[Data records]

☆ ☆ ☆

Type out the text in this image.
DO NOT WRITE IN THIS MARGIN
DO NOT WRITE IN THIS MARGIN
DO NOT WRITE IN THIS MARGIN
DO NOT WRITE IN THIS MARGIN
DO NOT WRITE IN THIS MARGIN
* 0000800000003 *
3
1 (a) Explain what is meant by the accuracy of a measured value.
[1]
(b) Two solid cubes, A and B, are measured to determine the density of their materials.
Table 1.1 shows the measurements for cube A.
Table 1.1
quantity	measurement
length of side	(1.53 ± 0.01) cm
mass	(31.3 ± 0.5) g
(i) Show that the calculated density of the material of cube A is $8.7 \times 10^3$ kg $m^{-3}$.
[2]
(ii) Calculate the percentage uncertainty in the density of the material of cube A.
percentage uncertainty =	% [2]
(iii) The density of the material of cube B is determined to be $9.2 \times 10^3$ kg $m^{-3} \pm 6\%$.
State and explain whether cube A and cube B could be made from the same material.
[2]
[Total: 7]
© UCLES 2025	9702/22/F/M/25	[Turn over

☆ ☆ ☆

→ **Required task**: Show all lines above holding "Table".

→ **Finished task**:
Table 1.1 shows the measurements for cube A.
Table 1.1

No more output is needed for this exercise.